WRITTEN REQUEST
Tally up the lines carrying the string "this" and respond with only the resulting number.

-- Start --

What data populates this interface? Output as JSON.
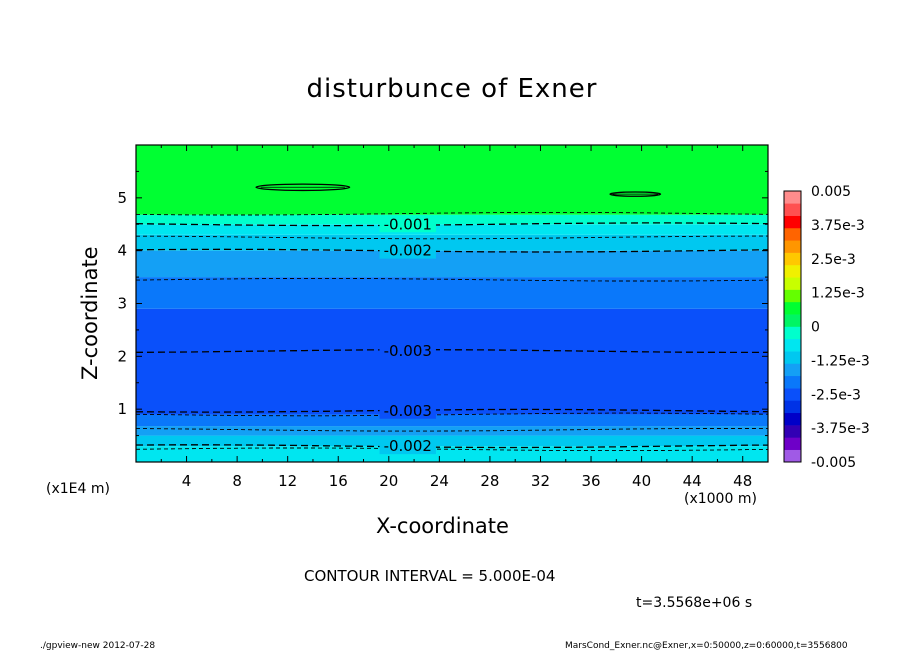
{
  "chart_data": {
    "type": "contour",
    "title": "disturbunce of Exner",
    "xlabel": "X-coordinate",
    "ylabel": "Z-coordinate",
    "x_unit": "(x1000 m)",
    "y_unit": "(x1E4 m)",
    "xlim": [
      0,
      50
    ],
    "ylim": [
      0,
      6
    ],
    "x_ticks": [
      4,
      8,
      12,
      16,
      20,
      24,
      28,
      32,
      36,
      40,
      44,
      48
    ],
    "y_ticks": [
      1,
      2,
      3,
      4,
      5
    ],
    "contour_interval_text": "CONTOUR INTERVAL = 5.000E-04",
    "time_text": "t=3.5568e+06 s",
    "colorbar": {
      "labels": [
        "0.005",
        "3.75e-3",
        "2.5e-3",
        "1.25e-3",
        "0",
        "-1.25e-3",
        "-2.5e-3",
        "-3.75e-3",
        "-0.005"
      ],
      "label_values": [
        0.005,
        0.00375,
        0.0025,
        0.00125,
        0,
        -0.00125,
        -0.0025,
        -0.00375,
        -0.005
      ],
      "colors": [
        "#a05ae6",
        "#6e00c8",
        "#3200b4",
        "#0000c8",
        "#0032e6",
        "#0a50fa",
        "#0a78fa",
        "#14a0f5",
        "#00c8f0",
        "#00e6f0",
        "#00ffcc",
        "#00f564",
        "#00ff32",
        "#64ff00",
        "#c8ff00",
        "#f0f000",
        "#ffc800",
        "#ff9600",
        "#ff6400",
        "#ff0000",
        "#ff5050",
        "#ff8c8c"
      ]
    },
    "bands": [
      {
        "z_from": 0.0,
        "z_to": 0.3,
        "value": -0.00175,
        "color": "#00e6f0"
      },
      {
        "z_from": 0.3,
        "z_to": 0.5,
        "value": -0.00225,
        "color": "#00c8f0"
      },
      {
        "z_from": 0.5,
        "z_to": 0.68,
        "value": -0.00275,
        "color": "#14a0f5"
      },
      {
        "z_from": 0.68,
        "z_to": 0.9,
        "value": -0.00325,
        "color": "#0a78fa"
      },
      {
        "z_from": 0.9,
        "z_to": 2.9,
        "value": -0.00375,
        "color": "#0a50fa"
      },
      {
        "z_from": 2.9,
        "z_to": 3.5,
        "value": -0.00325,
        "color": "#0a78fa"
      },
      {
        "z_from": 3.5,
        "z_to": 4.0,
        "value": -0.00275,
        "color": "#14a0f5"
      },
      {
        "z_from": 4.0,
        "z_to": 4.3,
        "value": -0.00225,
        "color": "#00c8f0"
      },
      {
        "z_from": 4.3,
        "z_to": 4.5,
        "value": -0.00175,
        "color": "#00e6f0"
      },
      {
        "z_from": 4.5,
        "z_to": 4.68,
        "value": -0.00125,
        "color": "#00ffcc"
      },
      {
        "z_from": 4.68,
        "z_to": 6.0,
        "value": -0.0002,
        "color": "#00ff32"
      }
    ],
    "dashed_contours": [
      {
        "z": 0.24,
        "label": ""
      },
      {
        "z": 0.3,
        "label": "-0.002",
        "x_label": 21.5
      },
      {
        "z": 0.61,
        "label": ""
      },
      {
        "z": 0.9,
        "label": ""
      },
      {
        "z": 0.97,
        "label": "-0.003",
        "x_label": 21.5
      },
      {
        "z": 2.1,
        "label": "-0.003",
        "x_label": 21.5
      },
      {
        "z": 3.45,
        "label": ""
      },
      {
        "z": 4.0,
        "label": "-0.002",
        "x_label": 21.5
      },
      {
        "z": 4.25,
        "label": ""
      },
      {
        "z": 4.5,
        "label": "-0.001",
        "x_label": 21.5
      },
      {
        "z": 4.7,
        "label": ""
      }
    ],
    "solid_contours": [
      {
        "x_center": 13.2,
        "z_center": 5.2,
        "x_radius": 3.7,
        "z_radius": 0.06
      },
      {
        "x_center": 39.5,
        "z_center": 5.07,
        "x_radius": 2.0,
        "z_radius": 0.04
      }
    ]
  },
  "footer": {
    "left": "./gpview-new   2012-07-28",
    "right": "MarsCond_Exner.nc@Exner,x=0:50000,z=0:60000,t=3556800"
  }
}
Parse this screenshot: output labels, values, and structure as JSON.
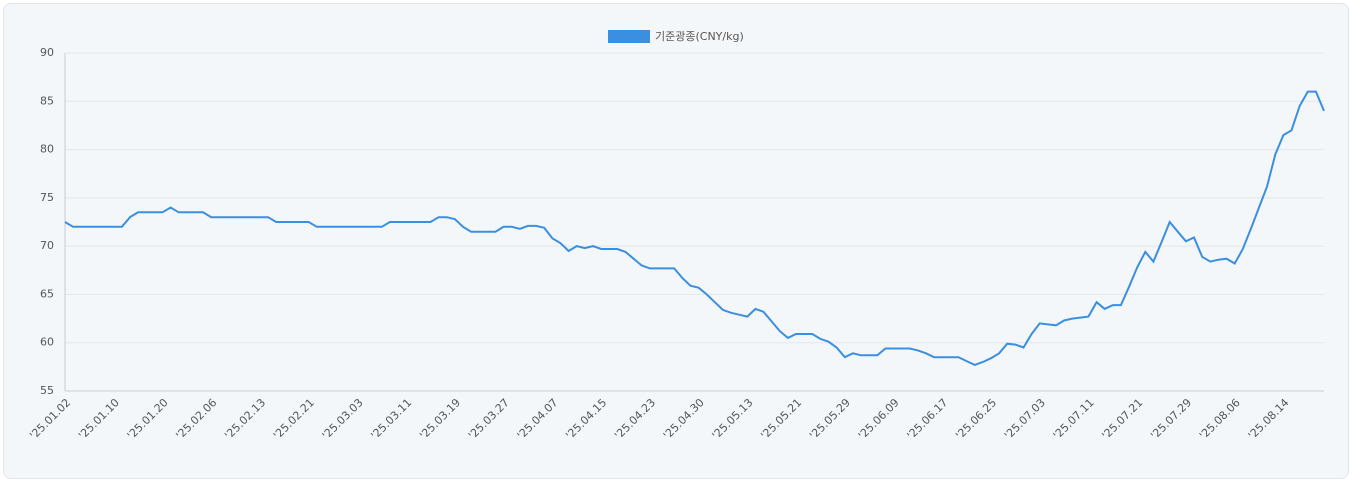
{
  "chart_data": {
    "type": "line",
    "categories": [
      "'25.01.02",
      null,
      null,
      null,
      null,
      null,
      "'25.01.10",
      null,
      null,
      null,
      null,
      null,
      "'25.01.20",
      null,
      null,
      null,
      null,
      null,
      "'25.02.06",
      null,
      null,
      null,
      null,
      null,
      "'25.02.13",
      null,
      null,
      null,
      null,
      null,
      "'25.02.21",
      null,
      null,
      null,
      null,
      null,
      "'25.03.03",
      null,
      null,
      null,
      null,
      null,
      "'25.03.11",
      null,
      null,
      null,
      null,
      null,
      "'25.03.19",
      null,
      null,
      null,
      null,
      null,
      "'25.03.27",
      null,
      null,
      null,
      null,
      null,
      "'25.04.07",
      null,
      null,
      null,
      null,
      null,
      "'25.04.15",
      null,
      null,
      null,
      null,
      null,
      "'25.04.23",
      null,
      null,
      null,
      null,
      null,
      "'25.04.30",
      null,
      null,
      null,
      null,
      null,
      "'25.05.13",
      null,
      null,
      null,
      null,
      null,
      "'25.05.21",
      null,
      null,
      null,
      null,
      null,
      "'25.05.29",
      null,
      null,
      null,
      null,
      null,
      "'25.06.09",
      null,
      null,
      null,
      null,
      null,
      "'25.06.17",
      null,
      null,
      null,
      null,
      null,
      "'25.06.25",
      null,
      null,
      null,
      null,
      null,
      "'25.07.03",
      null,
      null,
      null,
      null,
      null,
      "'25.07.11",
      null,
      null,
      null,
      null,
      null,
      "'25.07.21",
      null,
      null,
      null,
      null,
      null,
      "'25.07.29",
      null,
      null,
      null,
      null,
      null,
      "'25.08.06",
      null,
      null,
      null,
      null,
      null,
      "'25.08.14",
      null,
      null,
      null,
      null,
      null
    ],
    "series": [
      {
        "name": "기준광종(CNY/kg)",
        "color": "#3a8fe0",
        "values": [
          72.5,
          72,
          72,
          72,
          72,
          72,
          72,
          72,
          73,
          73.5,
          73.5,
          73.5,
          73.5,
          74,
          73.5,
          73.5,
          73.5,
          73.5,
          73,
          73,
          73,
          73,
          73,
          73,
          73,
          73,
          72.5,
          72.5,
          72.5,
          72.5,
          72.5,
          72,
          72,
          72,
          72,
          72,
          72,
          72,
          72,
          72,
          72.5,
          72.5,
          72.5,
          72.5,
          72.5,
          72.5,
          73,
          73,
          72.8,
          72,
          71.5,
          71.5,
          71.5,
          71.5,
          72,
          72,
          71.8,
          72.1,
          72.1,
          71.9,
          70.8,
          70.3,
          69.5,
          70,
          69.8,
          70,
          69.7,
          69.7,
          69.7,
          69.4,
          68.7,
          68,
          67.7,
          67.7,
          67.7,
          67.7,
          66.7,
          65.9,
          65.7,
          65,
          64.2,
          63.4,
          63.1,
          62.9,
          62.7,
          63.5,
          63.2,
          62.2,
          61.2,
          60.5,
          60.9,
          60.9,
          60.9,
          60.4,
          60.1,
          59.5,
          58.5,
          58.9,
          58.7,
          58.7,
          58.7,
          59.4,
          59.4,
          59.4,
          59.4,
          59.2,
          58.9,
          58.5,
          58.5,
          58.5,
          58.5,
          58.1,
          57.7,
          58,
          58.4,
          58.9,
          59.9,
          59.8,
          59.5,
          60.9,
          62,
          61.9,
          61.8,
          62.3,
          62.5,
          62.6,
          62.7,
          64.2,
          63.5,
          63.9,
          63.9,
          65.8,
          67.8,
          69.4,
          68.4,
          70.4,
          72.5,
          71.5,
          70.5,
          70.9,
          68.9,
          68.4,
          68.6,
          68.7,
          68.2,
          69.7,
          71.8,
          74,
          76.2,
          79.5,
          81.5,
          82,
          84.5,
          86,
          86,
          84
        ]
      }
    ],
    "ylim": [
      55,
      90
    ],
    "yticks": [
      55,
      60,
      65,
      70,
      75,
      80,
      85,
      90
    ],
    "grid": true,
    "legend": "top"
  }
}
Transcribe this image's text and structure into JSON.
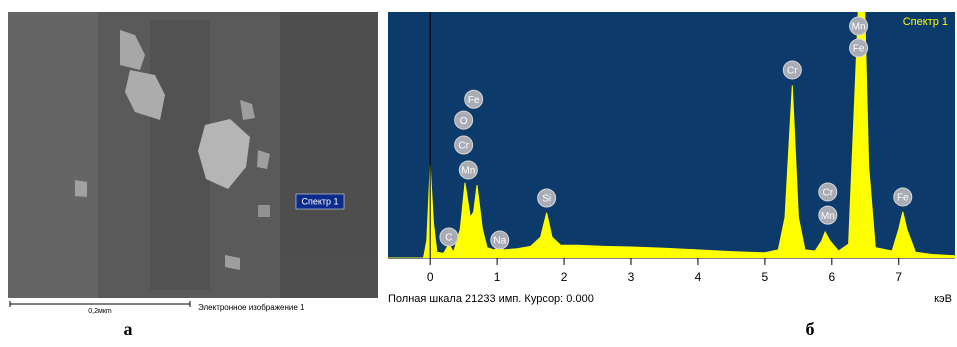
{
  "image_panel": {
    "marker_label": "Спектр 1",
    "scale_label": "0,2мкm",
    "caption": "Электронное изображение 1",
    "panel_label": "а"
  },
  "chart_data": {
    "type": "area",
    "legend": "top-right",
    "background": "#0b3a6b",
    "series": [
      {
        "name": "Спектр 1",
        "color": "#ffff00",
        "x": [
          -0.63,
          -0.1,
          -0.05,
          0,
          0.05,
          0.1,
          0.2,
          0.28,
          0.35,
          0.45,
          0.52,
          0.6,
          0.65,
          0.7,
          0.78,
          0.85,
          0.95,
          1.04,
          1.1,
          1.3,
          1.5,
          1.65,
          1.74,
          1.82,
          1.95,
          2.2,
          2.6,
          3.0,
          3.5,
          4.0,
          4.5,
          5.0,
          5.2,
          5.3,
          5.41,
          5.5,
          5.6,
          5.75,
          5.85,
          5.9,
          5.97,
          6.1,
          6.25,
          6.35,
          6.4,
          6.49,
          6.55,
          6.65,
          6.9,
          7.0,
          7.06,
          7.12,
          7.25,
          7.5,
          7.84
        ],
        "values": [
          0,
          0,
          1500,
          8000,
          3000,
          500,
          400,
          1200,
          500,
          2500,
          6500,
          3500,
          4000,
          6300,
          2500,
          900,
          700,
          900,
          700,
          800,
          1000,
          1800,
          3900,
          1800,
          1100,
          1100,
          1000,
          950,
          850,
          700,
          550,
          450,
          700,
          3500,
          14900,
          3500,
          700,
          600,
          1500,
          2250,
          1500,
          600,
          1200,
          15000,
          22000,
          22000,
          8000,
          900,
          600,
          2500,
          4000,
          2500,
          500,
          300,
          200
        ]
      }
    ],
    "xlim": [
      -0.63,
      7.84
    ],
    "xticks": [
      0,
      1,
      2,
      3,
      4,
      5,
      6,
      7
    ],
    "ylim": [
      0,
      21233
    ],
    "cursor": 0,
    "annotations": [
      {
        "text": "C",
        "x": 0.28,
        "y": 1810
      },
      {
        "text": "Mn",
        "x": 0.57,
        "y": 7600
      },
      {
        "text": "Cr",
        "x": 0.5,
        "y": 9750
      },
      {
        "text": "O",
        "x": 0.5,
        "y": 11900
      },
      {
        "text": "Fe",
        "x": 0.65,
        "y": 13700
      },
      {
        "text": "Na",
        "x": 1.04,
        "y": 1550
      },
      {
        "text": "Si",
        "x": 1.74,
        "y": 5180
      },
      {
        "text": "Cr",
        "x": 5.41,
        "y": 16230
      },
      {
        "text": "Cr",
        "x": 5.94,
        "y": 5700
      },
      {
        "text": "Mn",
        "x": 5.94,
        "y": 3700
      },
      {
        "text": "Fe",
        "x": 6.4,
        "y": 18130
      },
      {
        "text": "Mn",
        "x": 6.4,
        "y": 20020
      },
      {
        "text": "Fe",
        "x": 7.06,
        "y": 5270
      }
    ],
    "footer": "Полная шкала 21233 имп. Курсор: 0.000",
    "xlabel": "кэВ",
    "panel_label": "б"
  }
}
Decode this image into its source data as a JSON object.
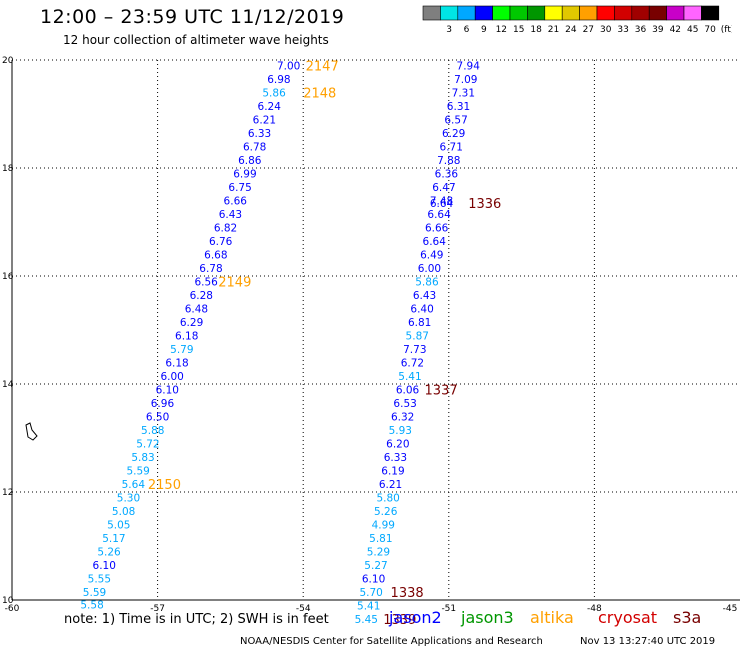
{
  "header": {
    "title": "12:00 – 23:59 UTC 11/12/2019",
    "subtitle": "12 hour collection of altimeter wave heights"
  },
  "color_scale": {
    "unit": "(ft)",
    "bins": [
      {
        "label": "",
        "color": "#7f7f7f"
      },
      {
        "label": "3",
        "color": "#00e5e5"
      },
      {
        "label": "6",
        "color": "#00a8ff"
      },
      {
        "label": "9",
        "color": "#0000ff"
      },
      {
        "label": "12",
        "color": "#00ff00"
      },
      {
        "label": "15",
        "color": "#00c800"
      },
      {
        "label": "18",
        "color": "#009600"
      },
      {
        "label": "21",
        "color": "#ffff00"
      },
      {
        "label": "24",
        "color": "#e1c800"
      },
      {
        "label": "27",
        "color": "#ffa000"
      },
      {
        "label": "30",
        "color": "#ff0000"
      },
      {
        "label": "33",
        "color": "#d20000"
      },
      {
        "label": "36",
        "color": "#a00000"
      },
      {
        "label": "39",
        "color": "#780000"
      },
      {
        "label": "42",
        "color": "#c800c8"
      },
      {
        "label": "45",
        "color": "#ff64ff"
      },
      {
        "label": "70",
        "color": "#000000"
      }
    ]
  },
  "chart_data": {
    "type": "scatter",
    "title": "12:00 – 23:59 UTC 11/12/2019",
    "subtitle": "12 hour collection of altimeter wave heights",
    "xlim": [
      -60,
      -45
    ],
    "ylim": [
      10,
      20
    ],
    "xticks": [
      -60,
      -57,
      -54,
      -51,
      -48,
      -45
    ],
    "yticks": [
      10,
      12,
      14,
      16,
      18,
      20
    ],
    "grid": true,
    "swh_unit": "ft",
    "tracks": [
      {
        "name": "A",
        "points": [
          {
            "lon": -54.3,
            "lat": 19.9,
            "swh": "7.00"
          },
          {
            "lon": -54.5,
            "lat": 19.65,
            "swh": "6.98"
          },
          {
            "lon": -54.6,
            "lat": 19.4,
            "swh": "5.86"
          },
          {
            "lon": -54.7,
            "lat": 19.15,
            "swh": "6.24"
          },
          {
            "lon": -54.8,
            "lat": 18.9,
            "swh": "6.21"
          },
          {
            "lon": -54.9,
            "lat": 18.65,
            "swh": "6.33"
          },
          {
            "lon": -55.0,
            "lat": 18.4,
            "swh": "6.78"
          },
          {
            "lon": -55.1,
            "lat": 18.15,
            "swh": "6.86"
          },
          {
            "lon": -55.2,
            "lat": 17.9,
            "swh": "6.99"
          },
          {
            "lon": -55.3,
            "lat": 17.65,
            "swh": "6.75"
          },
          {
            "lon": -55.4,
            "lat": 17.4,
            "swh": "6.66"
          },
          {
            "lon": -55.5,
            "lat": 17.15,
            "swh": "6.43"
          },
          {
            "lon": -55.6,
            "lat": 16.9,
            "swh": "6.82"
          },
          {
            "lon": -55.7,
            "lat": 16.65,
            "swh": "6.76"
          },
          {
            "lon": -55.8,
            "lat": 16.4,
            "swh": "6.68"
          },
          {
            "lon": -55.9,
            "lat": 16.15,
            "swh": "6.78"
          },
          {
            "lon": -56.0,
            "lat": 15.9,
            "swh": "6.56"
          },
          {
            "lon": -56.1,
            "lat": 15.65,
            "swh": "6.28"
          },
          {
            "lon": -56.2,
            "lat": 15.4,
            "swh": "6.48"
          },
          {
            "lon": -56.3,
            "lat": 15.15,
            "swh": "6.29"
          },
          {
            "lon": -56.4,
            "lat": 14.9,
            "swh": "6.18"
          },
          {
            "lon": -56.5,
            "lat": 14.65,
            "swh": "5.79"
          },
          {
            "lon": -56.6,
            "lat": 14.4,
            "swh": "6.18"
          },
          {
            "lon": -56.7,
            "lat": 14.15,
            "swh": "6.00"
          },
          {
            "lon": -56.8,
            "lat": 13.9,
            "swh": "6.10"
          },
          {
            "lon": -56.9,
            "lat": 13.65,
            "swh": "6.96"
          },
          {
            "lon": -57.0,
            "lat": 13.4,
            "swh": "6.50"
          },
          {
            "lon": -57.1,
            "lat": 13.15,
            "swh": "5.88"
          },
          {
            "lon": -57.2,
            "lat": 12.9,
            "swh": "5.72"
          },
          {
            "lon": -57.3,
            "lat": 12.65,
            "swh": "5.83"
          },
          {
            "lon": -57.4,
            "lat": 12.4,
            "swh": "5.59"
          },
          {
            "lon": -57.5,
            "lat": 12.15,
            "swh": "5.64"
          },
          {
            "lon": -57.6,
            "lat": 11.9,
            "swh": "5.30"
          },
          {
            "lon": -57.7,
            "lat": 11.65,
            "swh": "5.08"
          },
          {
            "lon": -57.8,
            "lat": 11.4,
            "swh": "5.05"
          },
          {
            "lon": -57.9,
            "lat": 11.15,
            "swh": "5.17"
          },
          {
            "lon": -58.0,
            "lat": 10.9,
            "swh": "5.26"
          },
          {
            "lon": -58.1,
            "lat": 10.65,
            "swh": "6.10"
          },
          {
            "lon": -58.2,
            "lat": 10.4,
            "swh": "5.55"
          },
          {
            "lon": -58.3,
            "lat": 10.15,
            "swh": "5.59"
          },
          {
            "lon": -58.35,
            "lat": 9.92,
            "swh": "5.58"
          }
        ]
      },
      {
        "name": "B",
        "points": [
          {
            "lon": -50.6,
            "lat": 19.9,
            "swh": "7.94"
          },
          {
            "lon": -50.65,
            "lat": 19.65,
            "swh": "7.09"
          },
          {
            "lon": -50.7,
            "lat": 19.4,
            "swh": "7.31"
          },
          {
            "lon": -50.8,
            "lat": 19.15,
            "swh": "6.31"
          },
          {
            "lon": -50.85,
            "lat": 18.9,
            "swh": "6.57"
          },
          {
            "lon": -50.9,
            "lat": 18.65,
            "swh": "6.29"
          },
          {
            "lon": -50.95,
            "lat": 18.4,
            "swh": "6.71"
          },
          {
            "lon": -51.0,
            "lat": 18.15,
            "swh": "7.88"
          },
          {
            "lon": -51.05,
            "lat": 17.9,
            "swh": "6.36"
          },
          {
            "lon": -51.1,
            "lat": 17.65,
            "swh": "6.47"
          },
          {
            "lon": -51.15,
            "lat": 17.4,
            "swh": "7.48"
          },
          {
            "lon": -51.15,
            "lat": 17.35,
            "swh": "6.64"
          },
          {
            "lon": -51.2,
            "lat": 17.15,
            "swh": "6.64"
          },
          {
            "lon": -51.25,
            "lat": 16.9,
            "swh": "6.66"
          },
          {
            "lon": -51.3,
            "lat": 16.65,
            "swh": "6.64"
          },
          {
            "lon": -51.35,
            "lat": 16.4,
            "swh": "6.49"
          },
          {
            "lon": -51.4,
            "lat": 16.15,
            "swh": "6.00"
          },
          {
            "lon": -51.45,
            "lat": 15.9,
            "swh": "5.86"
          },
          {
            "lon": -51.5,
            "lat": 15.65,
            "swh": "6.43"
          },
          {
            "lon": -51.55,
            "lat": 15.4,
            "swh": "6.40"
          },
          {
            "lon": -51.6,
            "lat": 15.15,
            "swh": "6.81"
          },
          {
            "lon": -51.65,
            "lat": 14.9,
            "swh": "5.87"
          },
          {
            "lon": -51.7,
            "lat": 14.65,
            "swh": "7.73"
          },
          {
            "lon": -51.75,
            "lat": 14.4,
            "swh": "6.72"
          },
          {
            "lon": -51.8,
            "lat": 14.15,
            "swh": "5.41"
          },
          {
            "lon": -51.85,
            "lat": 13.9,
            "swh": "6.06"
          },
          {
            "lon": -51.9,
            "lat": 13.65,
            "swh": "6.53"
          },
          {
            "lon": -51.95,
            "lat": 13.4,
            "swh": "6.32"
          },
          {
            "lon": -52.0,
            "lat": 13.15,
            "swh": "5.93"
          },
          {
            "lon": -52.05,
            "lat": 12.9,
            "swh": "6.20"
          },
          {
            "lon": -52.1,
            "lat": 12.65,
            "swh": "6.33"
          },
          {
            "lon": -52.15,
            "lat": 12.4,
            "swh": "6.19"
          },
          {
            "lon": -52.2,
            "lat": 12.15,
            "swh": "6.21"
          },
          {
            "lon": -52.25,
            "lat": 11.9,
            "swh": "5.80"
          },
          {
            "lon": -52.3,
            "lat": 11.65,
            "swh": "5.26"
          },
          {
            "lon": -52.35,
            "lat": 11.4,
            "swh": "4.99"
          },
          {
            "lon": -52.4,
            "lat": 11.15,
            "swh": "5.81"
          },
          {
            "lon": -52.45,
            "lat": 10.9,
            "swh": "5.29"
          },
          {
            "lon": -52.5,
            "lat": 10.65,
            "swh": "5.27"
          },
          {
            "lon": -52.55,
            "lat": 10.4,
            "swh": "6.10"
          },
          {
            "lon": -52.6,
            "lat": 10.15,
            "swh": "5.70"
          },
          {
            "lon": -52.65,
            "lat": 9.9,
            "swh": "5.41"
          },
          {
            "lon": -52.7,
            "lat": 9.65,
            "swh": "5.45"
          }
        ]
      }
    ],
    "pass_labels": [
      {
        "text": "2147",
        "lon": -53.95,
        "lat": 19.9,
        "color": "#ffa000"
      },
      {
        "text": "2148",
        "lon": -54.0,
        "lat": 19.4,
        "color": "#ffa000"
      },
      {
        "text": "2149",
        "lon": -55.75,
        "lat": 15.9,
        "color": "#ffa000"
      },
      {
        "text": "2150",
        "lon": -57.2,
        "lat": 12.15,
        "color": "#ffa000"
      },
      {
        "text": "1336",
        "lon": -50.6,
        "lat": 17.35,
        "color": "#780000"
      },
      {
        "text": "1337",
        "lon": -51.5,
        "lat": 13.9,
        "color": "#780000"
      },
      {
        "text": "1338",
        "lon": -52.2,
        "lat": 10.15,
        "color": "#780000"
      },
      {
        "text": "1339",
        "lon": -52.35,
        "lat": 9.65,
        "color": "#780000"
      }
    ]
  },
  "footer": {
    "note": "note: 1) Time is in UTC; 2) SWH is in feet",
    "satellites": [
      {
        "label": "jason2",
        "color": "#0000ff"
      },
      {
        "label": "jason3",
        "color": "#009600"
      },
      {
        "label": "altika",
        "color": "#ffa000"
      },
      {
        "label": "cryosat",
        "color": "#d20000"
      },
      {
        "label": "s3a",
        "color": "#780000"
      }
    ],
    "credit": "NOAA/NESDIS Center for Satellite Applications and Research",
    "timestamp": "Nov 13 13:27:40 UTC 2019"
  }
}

-- End --

TASK RESULT
4